→ **What this task involves**
In the data that follows, count each line holding the string "icon"; answer with the number only.

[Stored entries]

_ _ _ _ _ _ _

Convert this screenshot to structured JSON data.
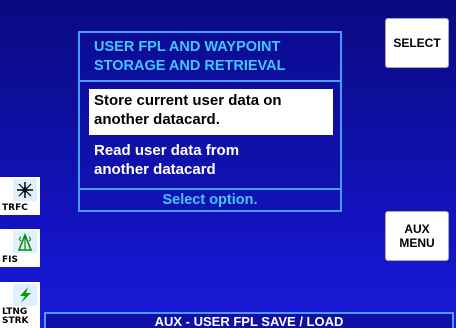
{
  "dialog": {
    "title_line1": "USER FPL AND WAYPOINT",
    "title_line2": "STORAGE AND RETRIEVAL",
    "options": [
      {
        "line1": "Store current user data on",
        "line2": "another datacard."
      },
      {
        "line1": "Read user data from",
        "line2": "another datacard"
      }
    ],
    "status": "Select option."
  },
  "softkeys": {
    "select_label": "SELECT",
    "aux_menu_line1": "AUX",
    "aux_menu_line2": "MENU"
  },
  "sidekeys": {
    "trfc": {
      "label": "TRFC",
      "icon": "traffic-icon"
    },
    "fis": {
      "label": "FIS",
      "icon": "weather-tower-icon"
    },
    "ltng": {
      "label_line1": "LTNG",
      "label_line2": "STRK",
      "icon": "lightning-icon"
    }
  },
  "page_title": "AUX - USER FPL SAVE / LOAD",
  "colors": {
    "background": "#1212b5",
    "accent_cyan": "#3fc8ff",
    "border": "#4a9aff",
    "highlight": "#ffffff"
  }
}
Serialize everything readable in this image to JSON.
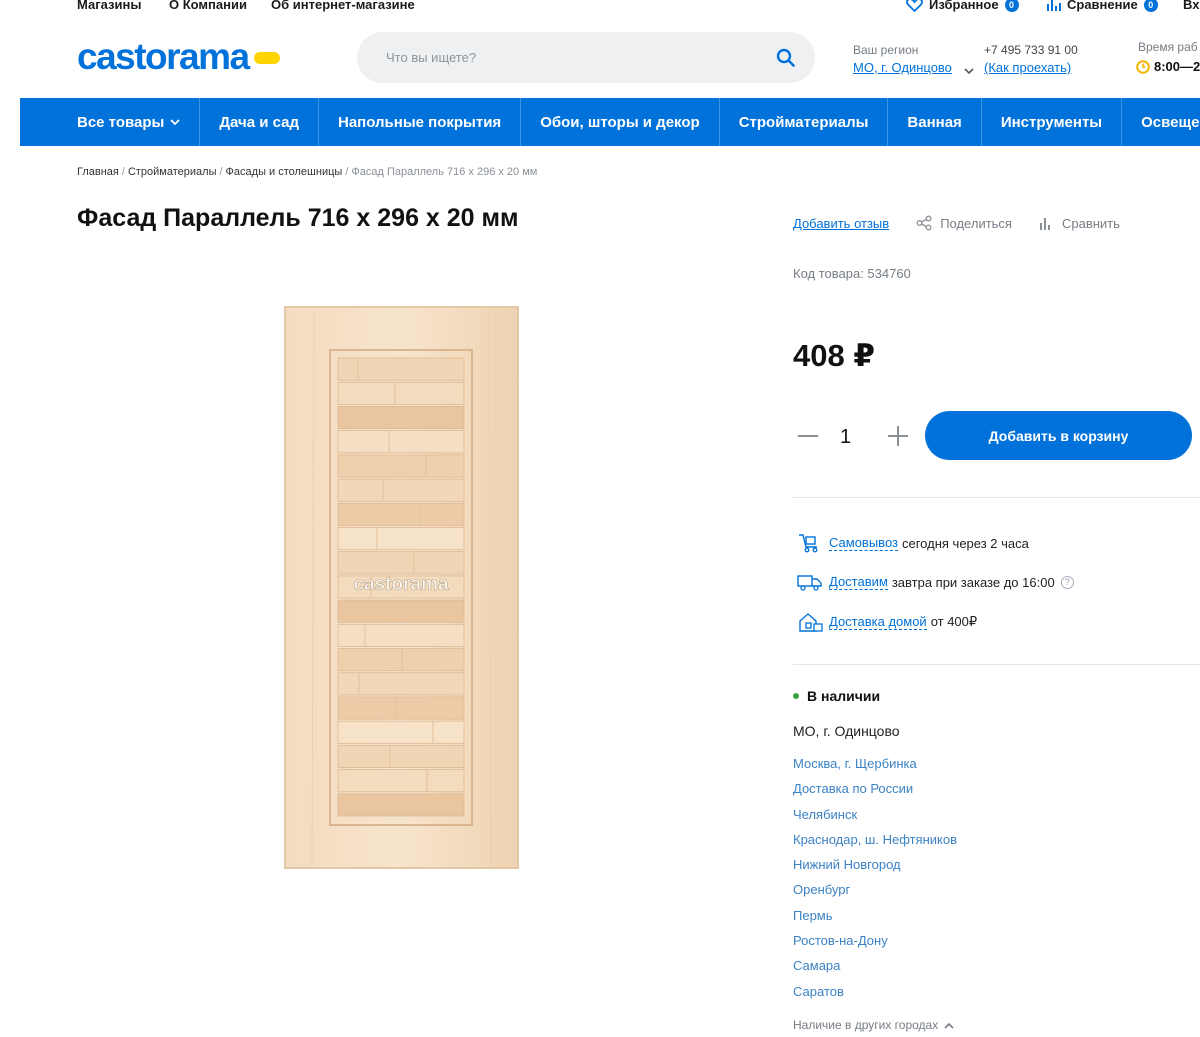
{
  "topbar": {
    "links": [
      "Магазины",
      "О Компании",
      "Об интернет-магазине"
    ],
    "favorites": {
      "label": "Избранное",
      "count": "0"
    },
    "compare": {
      "label": "Сравнение",
      "count": "0"
    },
    "login_label": "Вх"
  },
  "header": {
    "logo_text": "castorama",
    "search_placeholder": "Что вы ищете?",
    "region_caption": "Ваш регион",
    "region_value": "МО, г. Одинцово",
    "phone": "+7 495 733 91 00",
    "directions": "(Как проехать)",
    "hours_caption": "Время раб",
    "hours_value": "8:00—2"
  },
  "nav": {
    "items": [
      "Все товары",
      "Дача и сад",
      "Напольные покрытия",
      "Обои, шторы и декор",
      "Стройматериалы",
      "Ванная",
      "Инструменты",
      "Освещен"
    ]
  },
  "breadcrumb": [
    "Главная",
    "Стройматериалы",
    "Фасады и столешницы",
    "Фасад Параллель 716 x 296 x 20 мм"
  ],
  "product": {
    "title": "Фасад Параллель 716 x 296 x 20 мм",
    "review_link": "Добавить отзыв",
    "share_label": "Поделиться",
    "compare_label": "Сравнить",
    "code": "Код товара: 534760",
    "price": "408 ₽",
    "quantity": "1",
    "add_to_cart": "Добавить в корзину",
    "watermark": "castorama"
  },
  "delivery": [
    {
      "link": "Самовывоз",
      "text": "сегодня через 2 часа",
      "icon": "pickup-icon"
    },
    {
      "link": "Доставим",
      "text": "завтра при заказе до 16:00",
      "icon": "truck-icon"
    },
    {
      "link": "Доставка домой",
      "text": "от 400₽",
      "icon": "home-delivery-icon"
    }
  ],
  "availability": {
    "status": "В наличии",
    "region": "МО, г. Одинцово",
    "cities": [
      "Москва, г. Щербинка",
      "Доставка по России",
      "Челябинск",
      "Краснодар, ш. Нефтяников",
      "Нижний Новгород",
      "Оренбург",
      "Пермь",
      "Ростов-на-Дону",
      "Самара",
      "Саратов"
    ],
    "other_cities": "Наличие в других городах"
  },
  "colors": {
    "brand_blue": "#0072d9",
    "brand_yellow": "#ffd400",
    "in_stock_green": "#3aa13c"
  }
}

_ _ _ _ _ _ _

→ **Solution**
6